■ SET TASKS ■
A: From the Hemingway passage, list every person named other than Hemingway himself.
B: Please condense the paragraph of the Hemingway passage that opens "The book has stirred huge anger" into a short bulleted list that keeps its main facts.
C: Answer these questions from the Hemingway passage, one per line:
(i) Where was the manuscript left?
(ii) How many pages long was the manuscript?
(iii) In which publication did Joan Didion comment on the book?

■ SUPPLIED TEXT ■
He would probably be surprised to discover, then, that he has just published a new novel, though he might recognise True at First Light as the 800- page manuscript that he left in a safety deposit box in Havana. After his death President John F Kennedy interceded to get permission for his widow, Mary, to bring it back from Cuba. Part of it was published in Sports Illustrated 30 years ago, but it had languished in the Kennedy Library until the writer's son Patrick cleaned it up, cut it back and polished it for publication, a sort of Frankenstein's novel.

The book has stirred huge anger among some of Hem's friends, who see it as grave robbery. For what is probably the last time - everyone gets old - they have rallied to his side once more. Joan Didion in The New Yorker called it "the systematic creation of a marketable product... tending to obscure the body of work published by Hemingway in his lifetime." His granddaughter Lorian said that while the words were his own, "they fall hollow and are without the grace and purpose and ultimate redemption that might have been brought to this rambling, flawed memory".

■ DATASET ■
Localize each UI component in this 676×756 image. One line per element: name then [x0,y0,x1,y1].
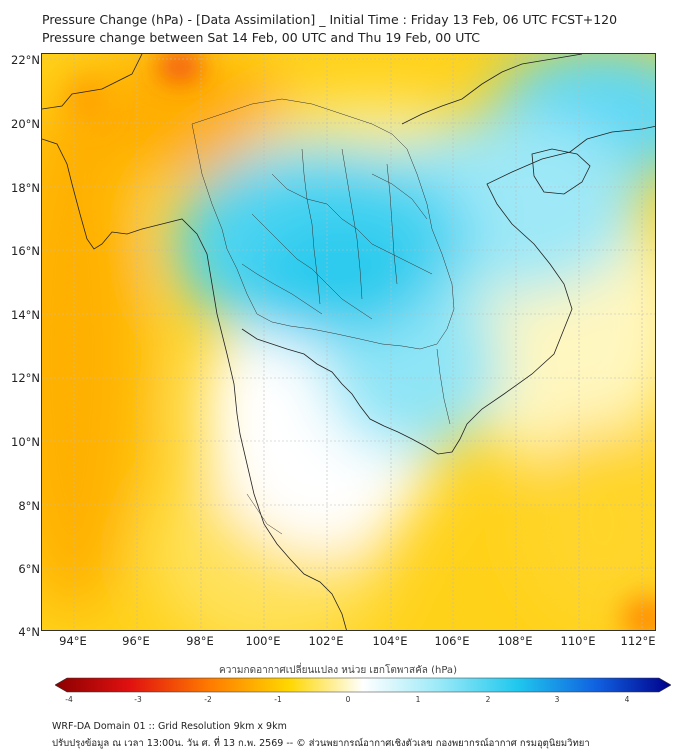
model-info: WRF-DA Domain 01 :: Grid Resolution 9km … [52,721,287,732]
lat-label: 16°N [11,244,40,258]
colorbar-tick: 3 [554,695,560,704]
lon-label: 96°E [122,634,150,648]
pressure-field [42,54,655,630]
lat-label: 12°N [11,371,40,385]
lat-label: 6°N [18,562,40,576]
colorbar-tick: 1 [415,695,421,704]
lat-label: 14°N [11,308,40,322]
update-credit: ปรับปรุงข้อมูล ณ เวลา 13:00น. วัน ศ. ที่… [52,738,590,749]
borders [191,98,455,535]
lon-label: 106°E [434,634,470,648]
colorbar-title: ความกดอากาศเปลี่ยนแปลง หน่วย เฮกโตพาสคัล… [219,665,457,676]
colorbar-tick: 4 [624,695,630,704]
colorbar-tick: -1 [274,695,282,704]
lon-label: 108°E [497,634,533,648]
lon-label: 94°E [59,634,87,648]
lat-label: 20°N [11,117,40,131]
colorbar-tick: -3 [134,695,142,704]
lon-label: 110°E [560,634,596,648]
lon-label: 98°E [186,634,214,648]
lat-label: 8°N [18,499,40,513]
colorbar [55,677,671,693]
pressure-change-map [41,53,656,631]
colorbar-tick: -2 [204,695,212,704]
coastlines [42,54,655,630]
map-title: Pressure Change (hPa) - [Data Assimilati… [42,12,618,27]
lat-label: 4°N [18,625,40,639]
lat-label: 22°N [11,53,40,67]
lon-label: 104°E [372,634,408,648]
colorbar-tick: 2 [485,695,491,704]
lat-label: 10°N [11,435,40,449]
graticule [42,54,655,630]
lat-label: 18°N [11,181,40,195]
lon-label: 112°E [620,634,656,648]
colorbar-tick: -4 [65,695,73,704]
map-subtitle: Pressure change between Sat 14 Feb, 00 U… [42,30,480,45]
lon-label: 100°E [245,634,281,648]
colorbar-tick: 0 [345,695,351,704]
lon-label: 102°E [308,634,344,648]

==

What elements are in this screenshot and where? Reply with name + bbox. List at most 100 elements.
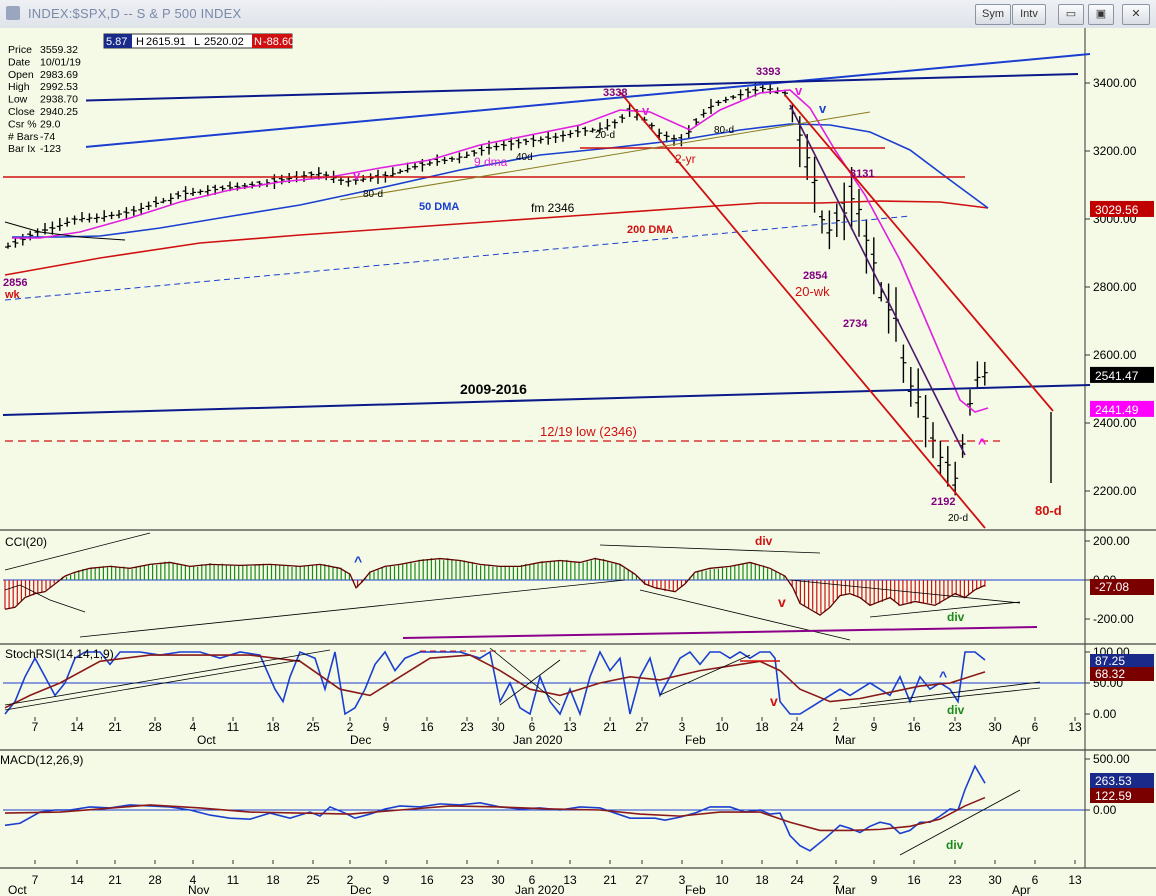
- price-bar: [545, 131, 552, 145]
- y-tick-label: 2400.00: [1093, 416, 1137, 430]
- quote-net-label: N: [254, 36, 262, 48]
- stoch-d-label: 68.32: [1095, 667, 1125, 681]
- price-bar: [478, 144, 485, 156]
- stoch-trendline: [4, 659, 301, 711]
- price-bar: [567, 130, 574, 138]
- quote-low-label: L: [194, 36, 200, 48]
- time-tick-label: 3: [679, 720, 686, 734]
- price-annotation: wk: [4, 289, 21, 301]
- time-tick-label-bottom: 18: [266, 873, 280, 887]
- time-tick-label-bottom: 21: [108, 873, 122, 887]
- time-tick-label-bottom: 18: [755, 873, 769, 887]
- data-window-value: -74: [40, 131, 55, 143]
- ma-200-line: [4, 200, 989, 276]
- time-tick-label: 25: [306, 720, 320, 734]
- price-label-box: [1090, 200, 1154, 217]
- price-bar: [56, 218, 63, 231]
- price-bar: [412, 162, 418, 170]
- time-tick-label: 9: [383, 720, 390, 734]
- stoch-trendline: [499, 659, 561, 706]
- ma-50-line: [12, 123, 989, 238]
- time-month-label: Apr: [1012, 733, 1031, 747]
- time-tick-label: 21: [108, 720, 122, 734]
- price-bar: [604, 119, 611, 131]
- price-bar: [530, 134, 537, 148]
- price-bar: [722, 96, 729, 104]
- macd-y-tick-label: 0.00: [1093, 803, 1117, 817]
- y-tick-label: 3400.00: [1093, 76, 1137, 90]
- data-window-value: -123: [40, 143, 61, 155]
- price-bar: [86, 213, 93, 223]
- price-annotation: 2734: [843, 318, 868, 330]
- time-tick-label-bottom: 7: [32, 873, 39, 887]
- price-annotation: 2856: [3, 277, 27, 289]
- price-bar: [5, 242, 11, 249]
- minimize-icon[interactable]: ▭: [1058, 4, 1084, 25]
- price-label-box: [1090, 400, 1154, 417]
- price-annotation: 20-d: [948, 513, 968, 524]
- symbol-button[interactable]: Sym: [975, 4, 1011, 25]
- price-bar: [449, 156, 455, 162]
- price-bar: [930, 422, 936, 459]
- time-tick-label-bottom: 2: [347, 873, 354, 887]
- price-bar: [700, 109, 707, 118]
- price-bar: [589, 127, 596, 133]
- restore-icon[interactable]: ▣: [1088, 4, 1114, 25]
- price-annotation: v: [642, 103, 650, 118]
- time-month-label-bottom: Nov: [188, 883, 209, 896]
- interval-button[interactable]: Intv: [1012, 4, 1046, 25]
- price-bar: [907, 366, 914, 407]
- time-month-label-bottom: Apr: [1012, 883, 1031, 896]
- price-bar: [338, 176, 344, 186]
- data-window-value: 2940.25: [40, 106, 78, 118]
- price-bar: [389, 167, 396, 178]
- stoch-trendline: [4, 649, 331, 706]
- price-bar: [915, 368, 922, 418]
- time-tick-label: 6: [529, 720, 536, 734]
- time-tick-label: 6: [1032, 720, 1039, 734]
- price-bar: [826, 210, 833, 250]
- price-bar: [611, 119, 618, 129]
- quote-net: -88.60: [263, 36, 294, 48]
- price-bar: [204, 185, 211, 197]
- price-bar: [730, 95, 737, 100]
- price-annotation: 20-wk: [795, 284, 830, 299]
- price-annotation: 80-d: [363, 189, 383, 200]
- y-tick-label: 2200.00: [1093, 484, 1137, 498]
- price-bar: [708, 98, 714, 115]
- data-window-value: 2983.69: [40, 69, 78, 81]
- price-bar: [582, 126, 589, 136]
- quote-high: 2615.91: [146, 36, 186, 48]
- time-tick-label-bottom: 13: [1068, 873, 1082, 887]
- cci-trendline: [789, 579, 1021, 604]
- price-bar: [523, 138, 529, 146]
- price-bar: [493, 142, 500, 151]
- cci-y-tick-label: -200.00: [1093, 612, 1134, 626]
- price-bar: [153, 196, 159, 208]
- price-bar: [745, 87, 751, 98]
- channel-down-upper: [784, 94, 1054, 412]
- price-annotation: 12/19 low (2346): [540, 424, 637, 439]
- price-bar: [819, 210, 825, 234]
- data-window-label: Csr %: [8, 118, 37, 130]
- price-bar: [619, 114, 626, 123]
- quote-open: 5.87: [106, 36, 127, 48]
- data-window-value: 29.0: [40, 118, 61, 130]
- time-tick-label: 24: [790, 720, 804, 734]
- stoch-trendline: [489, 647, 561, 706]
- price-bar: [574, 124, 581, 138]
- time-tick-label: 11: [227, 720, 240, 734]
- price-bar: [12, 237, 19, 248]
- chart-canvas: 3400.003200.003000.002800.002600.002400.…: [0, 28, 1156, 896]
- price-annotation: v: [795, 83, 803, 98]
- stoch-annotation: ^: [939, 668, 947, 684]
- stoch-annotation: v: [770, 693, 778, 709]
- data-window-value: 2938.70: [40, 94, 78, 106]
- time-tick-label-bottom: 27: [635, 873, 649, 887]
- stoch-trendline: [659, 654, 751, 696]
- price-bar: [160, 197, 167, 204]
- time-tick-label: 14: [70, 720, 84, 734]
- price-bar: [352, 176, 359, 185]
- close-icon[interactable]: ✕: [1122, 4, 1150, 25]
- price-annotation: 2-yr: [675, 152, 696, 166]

■ PROBLEM SOLUTIONS ■
A:
John F Kennedy
Mary
Patrick
Joan Didion
Lorian

B:
- Some of Hemingway's friends are deeply angered by the book and see it as grave robbery, and they have rallied to his side once more.
- Joan Didion, in The New Yorker, called it "the systematic creation of a marketable product" that tends to obscure the work Hemingway published in his lifetime.
- His granddaughter Lorian said that although the words are his, they fall hollow and lack grace, purpose and redemption.

C:
(i) In a safety deposit box in Havana.
(ii) 800 pages.
(iii) The New Yorker.